● **Task to carry out**
Set the following entries down again exactly, line by line.

[Collected data]
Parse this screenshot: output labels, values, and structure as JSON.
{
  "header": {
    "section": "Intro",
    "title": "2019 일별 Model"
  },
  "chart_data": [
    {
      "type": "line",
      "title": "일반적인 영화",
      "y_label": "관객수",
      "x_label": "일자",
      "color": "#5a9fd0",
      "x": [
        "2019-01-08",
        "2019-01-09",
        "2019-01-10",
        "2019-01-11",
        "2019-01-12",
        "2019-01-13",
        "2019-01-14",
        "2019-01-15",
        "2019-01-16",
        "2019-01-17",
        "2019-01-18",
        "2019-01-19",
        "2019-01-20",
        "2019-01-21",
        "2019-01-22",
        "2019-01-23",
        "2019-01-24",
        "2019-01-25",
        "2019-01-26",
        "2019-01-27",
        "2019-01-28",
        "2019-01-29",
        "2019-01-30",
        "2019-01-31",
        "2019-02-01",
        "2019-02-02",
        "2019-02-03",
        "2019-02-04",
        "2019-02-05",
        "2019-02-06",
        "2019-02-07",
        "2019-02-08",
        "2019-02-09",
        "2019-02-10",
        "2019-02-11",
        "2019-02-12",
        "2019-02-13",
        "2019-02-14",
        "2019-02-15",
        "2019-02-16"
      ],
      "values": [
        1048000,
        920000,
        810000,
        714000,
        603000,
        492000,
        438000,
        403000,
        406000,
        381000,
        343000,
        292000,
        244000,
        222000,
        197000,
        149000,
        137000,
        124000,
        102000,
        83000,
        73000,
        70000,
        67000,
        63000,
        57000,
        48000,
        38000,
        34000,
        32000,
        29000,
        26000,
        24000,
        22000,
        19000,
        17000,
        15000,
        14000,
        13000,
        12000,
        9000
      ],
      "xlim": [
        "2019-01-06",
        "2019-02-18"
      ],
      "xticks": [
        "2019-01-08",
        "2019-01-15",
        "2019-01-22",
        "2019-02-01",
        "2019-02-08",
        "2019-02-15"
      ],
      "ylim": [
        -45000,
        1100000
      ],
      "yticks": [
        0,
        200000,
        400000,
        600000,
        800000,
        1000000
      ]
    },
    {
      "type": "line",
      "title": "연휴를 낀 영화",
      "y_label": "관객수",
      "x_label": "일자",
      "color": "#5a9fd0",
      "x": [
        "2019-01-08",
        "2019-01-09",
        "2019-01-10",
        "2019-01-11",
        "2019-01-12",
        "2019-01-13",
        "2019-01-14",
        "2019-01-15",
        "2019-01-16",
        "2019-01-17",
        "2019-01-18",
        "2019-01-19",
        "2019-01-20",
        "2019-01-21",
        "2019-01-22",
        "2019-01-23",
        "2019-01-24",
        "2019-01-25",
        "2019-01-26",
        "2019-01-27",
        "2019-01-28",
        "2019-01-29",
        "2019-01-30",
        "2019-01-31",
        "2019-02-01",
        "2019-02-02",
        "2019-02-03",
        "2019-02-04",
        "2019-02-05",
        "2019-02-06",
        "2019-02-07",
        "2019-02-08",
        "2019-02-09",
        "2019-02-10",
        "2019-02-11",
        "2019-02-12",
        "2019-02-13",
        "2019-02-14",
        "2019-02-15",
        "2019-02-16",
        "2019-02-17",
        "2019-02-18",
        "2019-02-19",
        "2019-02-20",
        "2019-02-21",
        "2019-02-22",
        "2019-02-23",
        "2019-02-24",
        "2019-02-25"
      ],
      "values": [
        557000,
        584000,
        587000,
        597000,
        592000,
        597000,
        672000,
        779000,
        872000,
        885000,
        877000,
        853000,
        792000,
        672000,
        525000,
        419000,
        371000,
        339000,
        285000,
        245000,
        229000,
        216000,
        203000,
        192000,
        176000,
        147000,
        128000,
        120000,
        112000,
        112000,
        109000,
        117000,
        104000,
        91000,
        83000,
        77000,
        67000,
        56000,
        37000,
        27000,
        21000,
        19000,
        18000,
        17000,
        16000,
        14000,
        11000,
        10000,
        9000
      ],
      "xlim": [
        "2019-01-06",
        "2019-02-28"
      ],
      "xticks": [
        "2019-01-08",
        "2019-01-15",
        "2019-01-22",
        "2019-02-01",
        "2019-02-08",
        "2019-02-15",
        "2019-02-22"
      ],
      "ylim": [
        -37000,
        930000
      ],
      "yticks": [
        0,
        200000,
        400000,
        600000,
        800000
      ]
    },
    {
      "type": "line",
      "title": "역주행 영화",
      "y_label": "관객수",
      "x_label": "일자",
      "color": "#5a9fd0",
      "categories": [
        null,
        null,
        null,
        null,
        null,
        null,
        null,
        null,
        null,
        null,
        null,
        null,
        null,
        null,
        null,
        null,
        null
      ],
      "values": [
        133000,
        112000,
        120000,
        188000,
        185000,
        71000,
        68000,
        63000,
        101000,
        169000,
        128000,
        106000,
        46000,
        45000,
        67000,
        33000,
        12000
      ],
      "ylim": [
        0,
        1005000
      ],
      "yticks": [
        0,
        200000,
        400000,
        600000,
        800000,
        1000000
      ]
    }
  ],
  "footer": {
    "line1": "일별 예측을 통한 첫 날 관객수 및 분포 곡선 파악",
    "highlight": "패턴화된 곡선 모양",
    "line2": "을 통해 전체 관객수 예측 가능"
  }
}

● **Solution to this exercise**
Parse this screenshot: output labels, values, and structure as JSON.
{
  "header": {
    "section": "Intro",
    "title": "2019 일별 Model"
  },
  "chart_data": [
    {
      "type": "line",
      "title": "일반적인 영화",
      "y_label": "관객수",
      "x_label": "일자",
      "color": "#5a9fd0",
      "x": [
        "2019-01-08",
        "2019-01-09",
        "2019-01-10",
        "2019-01-11",
        "2019-01-12",
        "2019-01-13",
        "2019-01-14",
        "2019-01-15",
        "2019-01-16",
        "2019-01-17",
        "2019-01-18",
        "2019-01-19",
        "2019-01-20",
        "2019-01-21",
        "2019-01-22",
        "2019-01-23",
        "2019-01-24",
        "2019-01-25",
        "2019-01-26",
        "2019-01-27",
        "2019-01-28",
        "2019-01-29",
        "2019-01-30",
        "2019-01-31",
        "2019-02-01",
        "2019-02-02",
        "2019-02-03",
        "2019-02-04",
        "2019-02-05",
        "2019-02-06",
        "2019-02-07",
        "2019-02-08",
        "2019-02-09",
        "2019-02-10",
        "2019-02-11",
        "2019-02-12",
        "2019-02-13",
        "2019-02-14",
        "2019-02-15",
        "2019-02-16"
      ],
      "values": [
        1048000,
        920000,
        810000,
        714000,
        603000,
        492000,
        438000,
        403000,
        406000,
        381000,
        343000,
        292000,
        244000,
        222000,
        197000,
        149000,
        137000,
        124000,
        102000,
        83000,
        73000,
        70000,
        67000,
        63000,
        57000,
        48000,
        38000,
        34000,
        32000,
        29000,
        26000,
        24000,
        22000,
        19000,
        17000,
        15000,
        14000,
        13000,
        12000,
        9000
      ],
      "xlim": [
        "2019-01-06",
        "2019-02-18"
      ],
      "xticks": [
        "2019-01-08",
        "2019-01-15",
        "2019-01-22",
        "2019-02-01",
        "2019-02-08",
        "2019-02-15"
      ],
      "ylim": [
        -45000,
        1100000
      ],
      "yticks": [
        0,
        200000,
        400000,
        600000,
        800000,
        1000000
      ]
    },
    {
      "type": "line",
      "title": "연휴를 낀 영화",
      "y_label": "관객수",
      "x_label": "일자",
      "color": "#5a9fd0",
      "x": [
        "2019-01-08",
        "2019-01-09",
        "2019-01-10",
        "2019-01-11",
        "2019-01-12",
        "2019-01-13",
        "2019-01-14",
        "2019-01-15",
        "2019-01-16",
        "2019-01-17",
        "2019-01-18",
        "2019-01-19",
        "2019-01-20",
        "2019-01-21",
        "2019-01-22",
        "2019-01-23",
        "2019-01-24",
        "2019-01-25",
        "2019-01-26",
        "2019-01-27",
        "2019-01-28",
        "2019-01-29",
        "2019-01-30",
        "2019-01-31",
        "2019-02-01",
        "2019-02-02",
        "2019-02-03",
        "2019-02-04",
        "2019-02-05",
        "2019-02-06",
        "2019-02-07",
        "2019-02-08",
        "2019-02-09",
        "2019-02-10",
        "2019-02-11",
        "2019-02-12",
        "2019-02-13",
        "2019-02-14",
        "2019-02-15",
        "2019-02-16",
        "2019-02-17",
        "2019-02-18",
        "2019-02-19",
        "2019-02-20",
        "2019-02-21",
        "2019-02-22",
        "2019-02-23",
        "2019-02-24",
        "2019-02-25"
      ],
      "values": [
        557000,
        584000,
        587000,
        597000,
        592000,
        597000,
        672000,
        779000,
        872000,
        885000,
        877000,
        853000,
        792000,
        672000,
        525000,
        419000,
        371000,
        339000,
        285000,
        245000,
        229000,
        216000,
        203000,
        192000,
        176000,
        147000,
        128000,
        120000,
        112000,
        112000,
        109000,
        117000,
        104000,
        91000,
        83000,
        77000,
        67000,
        56000,
        37000,
        27000,
        21000,
        19000,
        18000,
        17000,
        16000,
        14000,
        11000,
        10000,
        9000
      ],
      "xlim": [
        "2019-01-06",
        "2019-02-28"
      ],
      "xticks": [
        "2019-01-08",
        "2019-01-15",
        "2019-01-22",
        "2019-02-01",
        "2019-02-08",
        "2019-02-15",
        "2019-02-22"
      ],
      "ylim": [
        -37000,
        930000
      ],
      "yticks": [
        0,
        200000,
        400000,
        600000,
        800000
      ]
    },
    {
      "type": "line",
      "title": "역주행 영화",
      "y_label": "관객수",
      "x_label": "일자",
      "color": "#5a9fd0",
      "categories": [
        null,
        null,
        null,
        null,
        null,
        null,
        null,
        null,
        null,
        null,
        null,
        null,
        null,
        null,
        null,
        null,
        null
      ],
      "values": [
        133000,
        112000,
        120000,
        188000,
        185000,
        71000,
        68000,
        63000,
        101000,
        169000,
        128000,
        106000,
        46000,
        45000,
        67000,
        33000,
        12000
      ],
      "ylim": [
        0,
        1005000
      ],
      "yticks": [
        0,
        200000,
        400000,
        600000,
        800000,
        1000000
      ]
    }
  ],
  "footer": {
    "line1": "일별 예측을 통한 첫 날 관객수 및 분포 곡선 파악",
    "highlight": "패턴화된 곡선 모양",
    "line2": "을 통해 전체 관객수 예측 가능"
  }
}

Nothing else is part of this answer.